# November Caption Comp - WINNER ANNOUNCED



## DougOut (Dec 31, 2006)

No, I'm not sure where he is .... just said he was going for a quick swim


----------



## BJM (Oct 5, 2008)

I'm telling you dear, that water is PERFECT - Just bring your mother with you and you can both go for a swim


----------



## fisher (Aug 30, 2005)

"Sorry....what?...I can hardly hear you...it sounds like you're under water...call me back after lunch"


----------



## Junglefisher (Jun 2, 2008)

"Shirl? Yeah it's Dave here. Bob might not be home in time to take you to the Bingo love. By the way, did he leave me his car in his will?"


----------



## keza (Mar 6, 2007)

nah, look whoever phoned this one in is pulling our leg, i've been standing here for 6 hours and i've seen nothin.


----------



## keza (Mar 6, 2007)

the missus ? no i haven't seen her. To tell you the truth she walked out on me a couple of days ago, you might want to try her mothers.


----------



## sbd (Aug 18, 2006)

"No, I'm not worried about the crocs darling."


----------



## justcrusin (Oct 1, 2006)

" Barry its Bob, you know that kayak you bought, WERE GONNA NEED A BIGGER BOAT"


----------



## wedgetail (Mar 27, 2008)

hello Shark Shield do you deliver?


----------



## Feral (Oct 18, 2008)

Fred, that you? Quick bring the skitter pops down, we've got some surface action!


----------



## Davey G (Jan 15, 2006)

Well I called for a bigger boat but the bugger ate it, so now bring me a bigger gun!

> Dataset content
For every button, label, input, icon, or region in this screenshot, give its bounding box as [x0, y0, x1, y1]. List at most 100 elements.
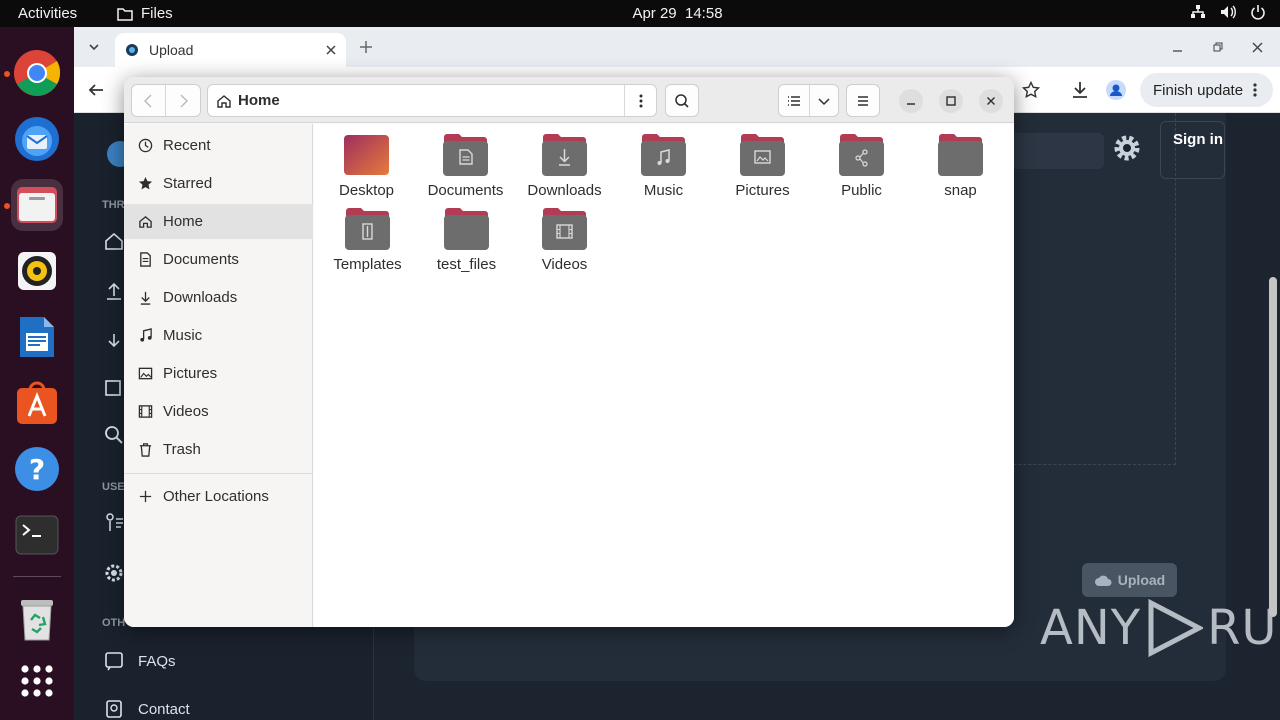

> Exercise objective
Could you set down the part of the caption competition thread above that begins at the words "Fred, that you?" and stops after "a bigger gun!", with every word and mark unchanged?

> Expected answer
Fred, that you? Quick bring the skitter pops down, we've got some surface action!


----------



## Davey G (Jan 15, 2006)

Well I called for a bigger boat but the bugger ate it, so now bring me a bigger gun!